# Shuttle AN35N-Ultra Voltmods



## celemine1Gig (Jul 19, 2004)

Show article


----------



## Unregistered (Jan 29, 2005)

WOW, thatsa lotsa work you put into that!
Be careful about the wire lengths though, they'll start acting like antennae moreso and potentially reduce the controller's stability.


----------



## celemine1Gig (Jan 29, 2005)

Don't worry! I had absolutely no problems with the board, after these mods (stability-wise), except for the fact that it didn't want to do any higher FSB. Seems as if I just had the bad luck with a lousy northbridge chip. Everything above 230 MHz was unstable, even with more than 2V Vdd (but as I thought about it, that could've been due to a shottky diode, that according to A666 limited the VDimm to 2,9V, regardless of the selection through the mod)  .
Anyway, sold the board and got me a DFI Lanparty Nforce2 Ultra B in the meantime, that'll be modded the next few weeks. And a nice A64 system is also here now, again with a DFI Lanparty board.  
Will do some heavy modding next month. 
Wish me luck. If everything turns out right, then perhaps there'll be some new guide's up here again (Topower 520W modding???, DFI Lanparty Ultra B vmods and cooling mods and Lanparty Nforce3 250GB UT about the same; ah and Tagan 480W PSU is also here and ready to be vmodded). We'll see.


----------

Item position entries

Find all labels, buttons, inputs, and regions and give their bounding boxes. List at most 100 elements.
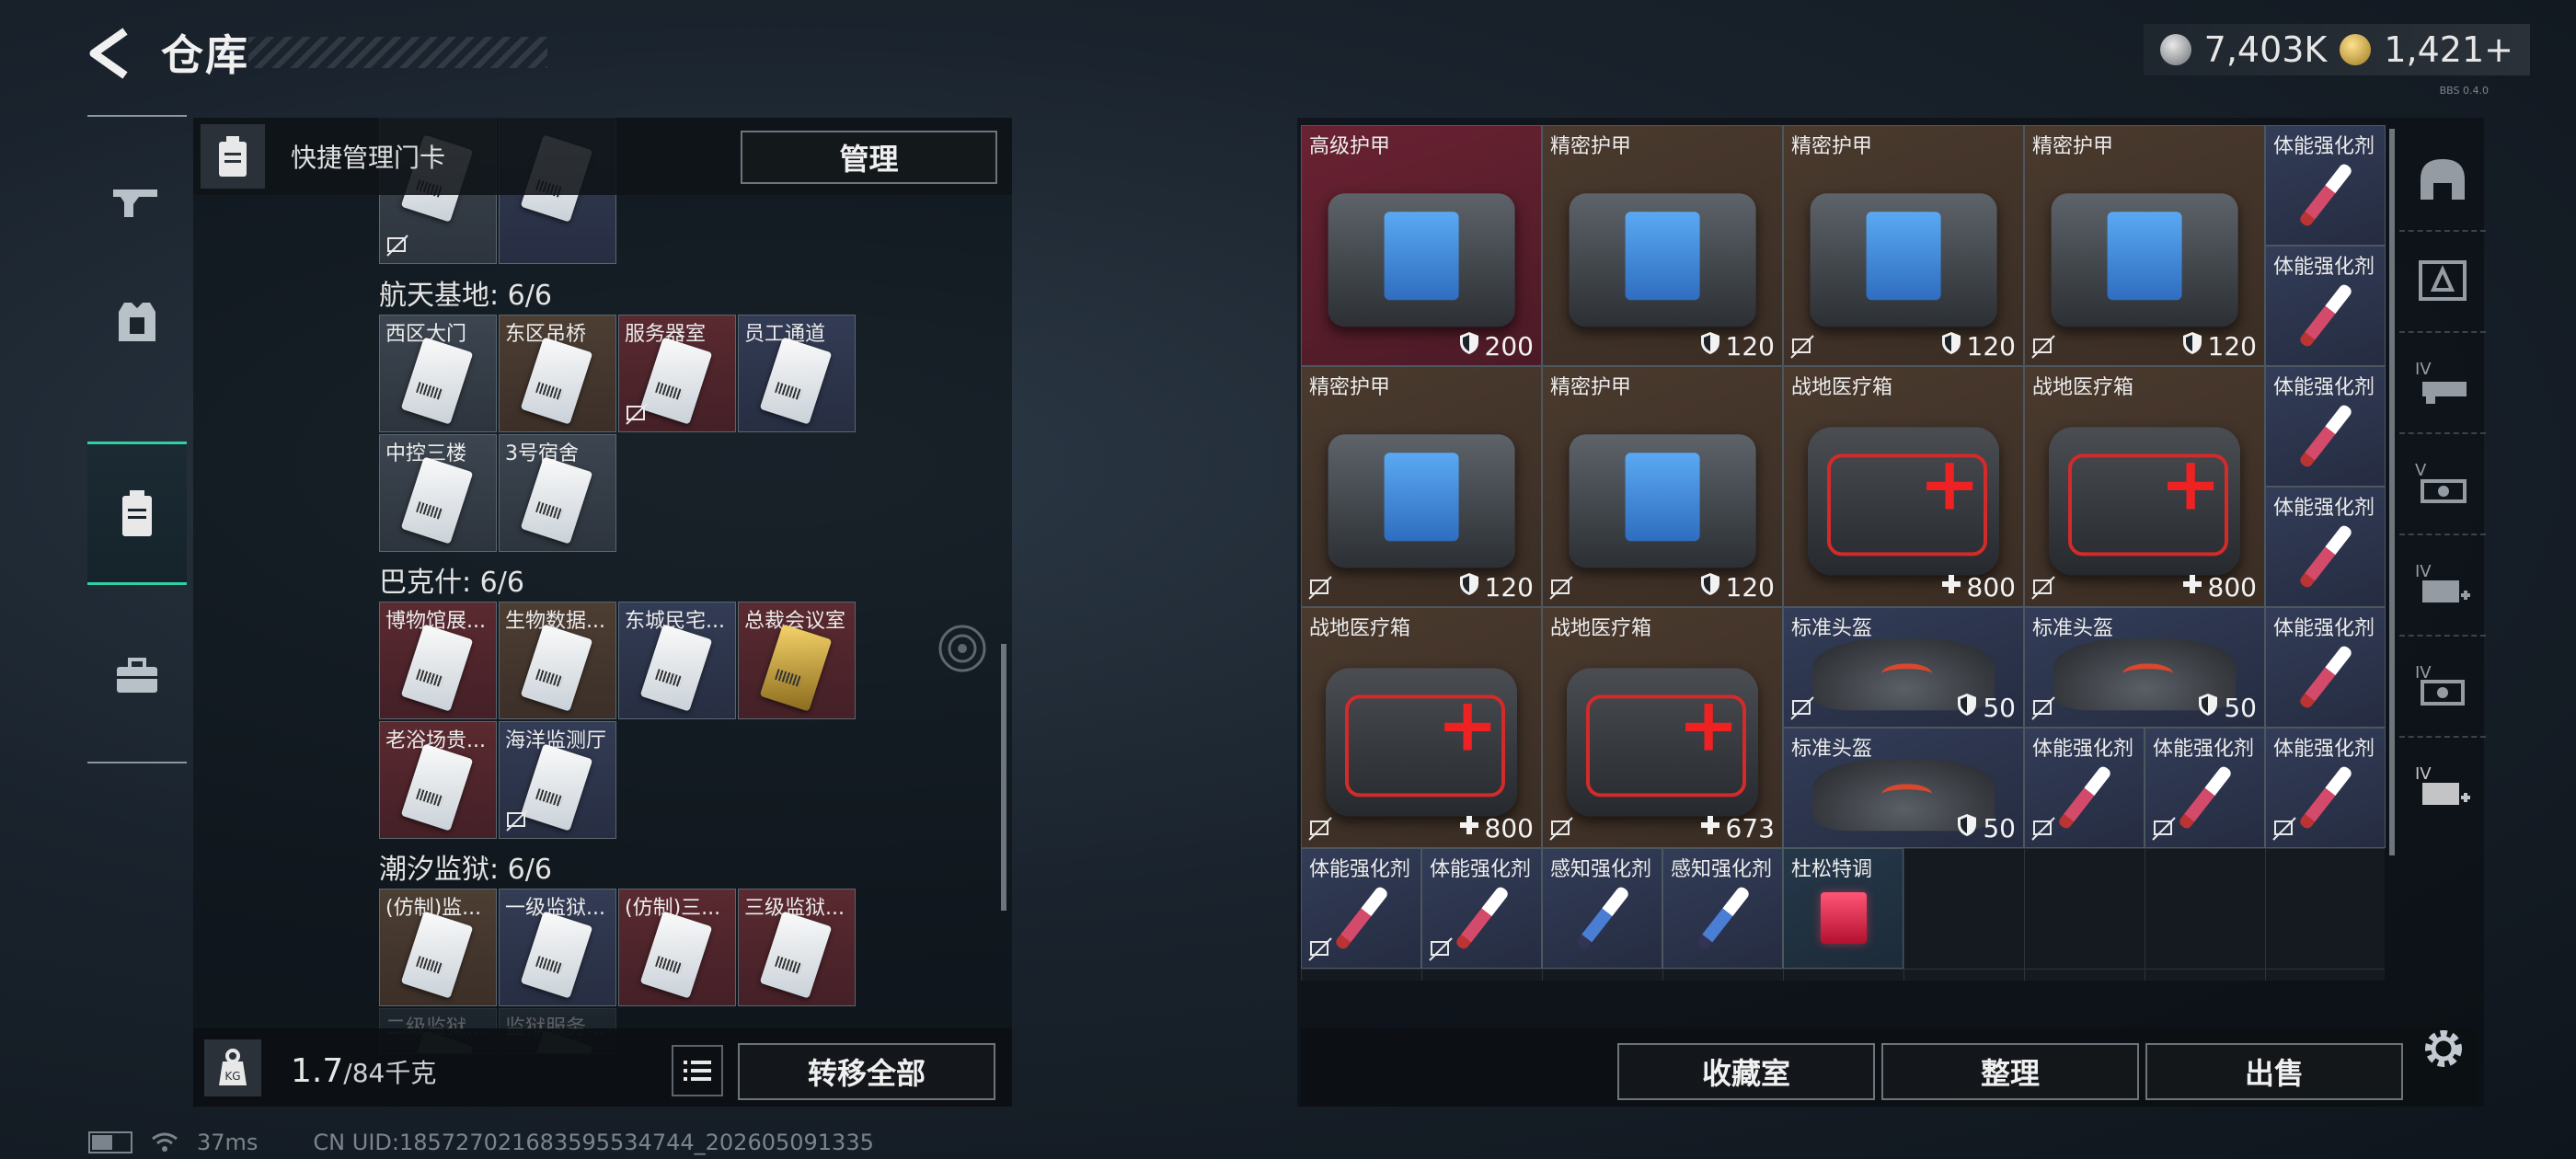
item-durability: 50 — [2198, 693, 2257, 723]
shield-icon — [1941, 331, 1961, 361]
currency-bar: 7,403K 1,421+ — [2143, 24, 2530, 75]
sort-button[interactable]: 整理 — [1881, 1043, 2139, 1100]
stash-item-medkit[interactable]: 战地医疗箱 800 — [1301, 607, 1542, 848]
keycard-image — [639, 911, 713, 999]
medkit-tier-icon: IV — [2415, 562, 2470, 602]
no-transfer-icon — [2030, 334, 2056, 360]
stash-item-medkit[interactable]: 战地医疗箱 673 — [1542, 607, 1783, 848]
stash-item-syringe[interactable]: 体能强化剂 — [2265, 366, 2386, 487]
collection-room-button[interactable]: 收藏室 — [1617, 1043, 1875, 1100]
back-button[interactable] — [85, 26, 136, 81]
stash-item-armor[interactable]: 精密护甲 120 — [1542, 125, 1783, 366]
stash-item-syringe[interactable]: 体能强化剂 — [2265, 125, 2386, 246]
keycard-slot[interactable]: 服务器室 — [618, 315, 736, 432]
stash-item-syringe[interactable]: 体能强化剂 — [2265, 728, 2386, 848]
keycard-image — [759, 911, 833, 999]
armor-image — [1569, 433, 1756, 568]
stash-item-drink[interactable]: 杜松特调 — [1783, 848, 1903, 969]
filter-medkit-iv[interactable]: IV — [2399, 534, 2486, 637]
item-value: 800 — [1484, 813, 1534, 843]
stash-item-medkit[interactable]: 战地医疗箱 800 — [1783, 366, 2024, 607]
shield-icon — [1957, 693, 1977, 723]
stash-item-syringe-blue[interactable]: 感知强化剂 — [1542, 848, 1662, 969]
item-name: 杜松特调 — [1791, 858, 1873, 881]
stash-scrollbar[interactable] — [2389, 129, 2395, 855]
no-transfer-icon — [2030, 575, 2056, 601]
item-name: 体能强化剂 — [2273, 738, 2375, 761]
syringe-image — [2177, 763, 2233, 831]
stash-item-helmet[interactable]: 标准头盔 50 — [1783, 728, 2024, 848]
list-view-button[interactable] — [672, 1045, 723, 1096]
settings-button[interactable] — [2418, 1023, 2469, 1074]
item-value: 120 — [1725, 331, 1775, 361]
filter-helmet[interactable] — [2399, 129, 2486, 232]
stash-item-armor[interactable]: 高级护甲 200 — [1301, 125, 1542, 366]
keycard-slot[interactable]: 东城民宅... — [618, 602, 736, 719]
item-durability: 50 — [1957, 813, 2016, 843]
silver-coin-amount: 7,403K — [2203, 29, 2328, 70]
carry-weight: 1.7/84千克 — [291, 1052, 436, 1090]
keycard-slot[interactable]: (仿制)三... — [618, 889, 736, 1006]
keycard-image — [639, 337, 713, 425]
stash-item-helmet[interactable]: 标准头盔 50 — [1783, 607, 2024, 728]
shield-icon — [2198, 693, 2218, 723]
target-icon[interactable] — [937, 623, 988, 674]
keycard-slot[interactable]: 一级监狱... — [499, 889, 616, 1006]
keycard-slot[interactable]: 海洋监测厅 — [499, 721, 616, 839]
keycard-slot[interactable]: 三级监狱... — [738, 889, 856, 1006]
syringe-image — [1574, 884, 1630, 951]
syringe-image — [2297, 402, 2353, 469]
filter-medkit-iv-2[interactable]: IV — [2399, 635, 2486, 738]
filter-weapon-v[interactable]: V — [2399, 432, 2486, 535]
gold-coin-amount[interactable]: 1,421+ — [2384, 29, 2513, 70]
stash-item-armor[interactable]: 精密护甲 120 — [1301, 366, 1542, 607]
stash-item-syringe[interactable]: 体能强化剂 — [1421, 848, 1542, 969]
item-name: 精密护甲 — [1550, 135, 1632, 158]
no-transfer-icon — [2030, 695, 2056, 721]
stash-item-syringe[interactable]: 体能强化剂 — [2265, 487, 2386, 607]
keycard-slot[interactable]: (仿制)监... — [379, 889, 497, 1006]
stash-item-syringe[interactable]: 体能强化剂 — [2265, 246, 2386, 366]
no-transfer-icon — [1789, 695, 1815, 721]
filter-armor[interactable] — [2399, 230, 2486, 333]
stash-item-syringe[interactable]: 体能强化剂 — [1301, 848, 1421, 969]
stash-item-syringe-blue[interactable]: 感知强化剂 — [1662, 848, 1783, 969]
stash-item-armor[interactable]: 精密护甲 120 — [2024, 125, 2265, 366]
keycard-slot[interactable]: 3号宿舍 — [499, 434, 616, 552]
keycard-slot[interactable]: 西区大门 — [379, 315, 497, 432]
stash-item-syringe[interactable]: 体能强化剂 — [2145, 728, 2265, 848]
item-name: 感知强化剂 — [1550, 858, 1652, 881]
keycard-slot[interactable]: 生物数据... — [499, 602, 616, 719]
item-name: 体能强化剂 — [2273, 497, 2375, 520]
armor-vest-icon — [119, 303, 155, 341]
stash-item-syringe[interactable]: 体能强化剂 — [2265, 607, 2386, 728]
manage-button[interactable]: 管理 — [741, 131, 997, 184]
stash-item-armor[interactable]: 精密护甲 120 — [1542, 366, 1783, 607]
sell-button[interactable]: 出售 — [2145, 1043, 2403, 1100]
keycard-slot[interactable]: 东区吊桥 — [499, 315, 616, 432]
stash-item-helmet[interactable]: 标准头盔 50 — [2024, 607, 2265, 728]
keycard-slot[interactable]: 员工通道 — [738, 315, 856, 432]
keycard-slot[interactable]: 中控三楼 — [379, 434, 497, 552]
stash-item-syringe[interactable]: 体能强化剂 — [2024, 728, 2145, 848]
carry-weight-max: /84千克 — [343, 1058, 437, 1088]
filter-medkit-iv-3[interactable]: IV — [2399, 736, 2486, 837]
svg-text:KG: KG — [224, 1070, 240, 1083]
nav-weapons[interactable] — [87, 152, 187, 253]
stash-item-medkit[interactable]: 战地医疗箱 800 — [2024, 366, 2265, 607]
filter-weapon-iv[interactable]: IV — [2399, 331, 2486, 434]
uid-label: CN UID:185727021683595534744_20260509133… — [313, 1130, 874, 1155]
transfer-all-button[interactable]: 转移全部 — [738, 1043, 995, 1100]
nav-tools[interactable] — [87, 625, 187, 727]
heal-plus-icon — [1700, 813, 1720, 843]
keycard-slot[interactable]: 总裁会议室 — [738, 602, 856, 719]
keycard-slot[interactable]: 博物馆展... — [379, 602, 497, 719]
no-transfer-icon — [1307, 575, 1333, 601]
stash-item-armor[interactable]: 精密护甲 120 — [1783, 125, 2024, 366]
toolbox-icon — [117, 658, 157, 693]
nav-armor[interactable] — [87, 271, 187, 373]
nav-keycards[interactable] — [87, 442, 187, 585]
keycard-image — [400, 743, 474, 832]
keycard-slot[interactable]: 老浴场贵... — [379, 721, 497, 839]
keycard-scrollbar[interactable] — [1001, 644, 1006, 911]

— Stated task 1 —
According to the voltmods thread, above what FSB frequency was the board unstable?
— Stated task 2 —
Put the item position entries into a numbered list, starting at the line that contains "item-durability: 50 — [2198, 693, 2257, 723]" and ending at the line that contains "syringe-image — [2177, 763, 2233, 831]", with blank lines left out.

— Full response 1 —
Everything above 230 MHz was unstable.

— Full response 2 —
1. item-durability: 50 — [2198, 693, 2257, 723]
2. shield-icon — [1941, 331, 1961, 361]
3. currency-bar: 7,403K 1,421+ — [2143, 24, 2530, 75]
4. sort-button[interactable]: 整理 — [1881, 1043, 2139, 1100]
5. stash-item-medkit[interactable]: 战地医疗箱 800 — [1301, 607, 1542, 848]
6. keycard-image — [639, 911, 713, 999]
7. medkit-tier-icon: IV — [2415, 562, 2470, 602]
8. no-transfer-icon — [2030, 334, 2056, 360]
9. stash-item-medkit[interactable]: 战地医疗箱 673 — [1542, 607, 1783, 848]
10. stash-item-syringe[interactable]: 体能强化剂 — [2265, 366, 2386, 487]
11. collection-room-button[interactable]: 收藏室 — [1617, 1043, 1875, 1100]
12. back-button[interactable] — [85, 26, 136, 81]
13. stash-item-armor[interactable]: 精密护甲 120 — [1542, 125, 1783, 366]
14. stash-item-syringe[interactable]: 体能强化剂 — [2265, 125, 2386, 246]
15. keycard-slot[interactable]: 服务器室 — [618, 315, 736, 432]
16. stash-item-syringe[interactable]: 体能强化剂 — [2265, 728, 2386, 848]
17. keycard-image — [759, 911, 833, 999]
18. armor-image — [1569, 433, 1756, 568]
19. stash-item-drink[interactable]: 杜松特调 — [1783, 848, 1903, 969]
20. filter-medkit-iv[interactable]: IV — [2399, 534, 2486, 637]
21. item-value: 800 — [1484, 813, 1534, 843]
22. stash-item-medkit[interactable]: 战地医疗箱 800 — [1783, 366, 2024, 607]
23. shield-icon — [1957, 693, 1977, 723]
24. stash-item-syringe-blue[interactable]: 感知强化剂 — [1542, 848, 1662, 969]
25. item-name: 杜松特调 — [1791, 858, 1873, 881]
26. stash-scrollbar[interactable] — [2389, 129, 2395, 855]
27. no-transfer-icon — [2030, 575, 2056, 601]
28. item-name: 体能强化剂 — [2273, 738, 2375, 761]
29. syringe-image — [2177, 763, 2233, 831]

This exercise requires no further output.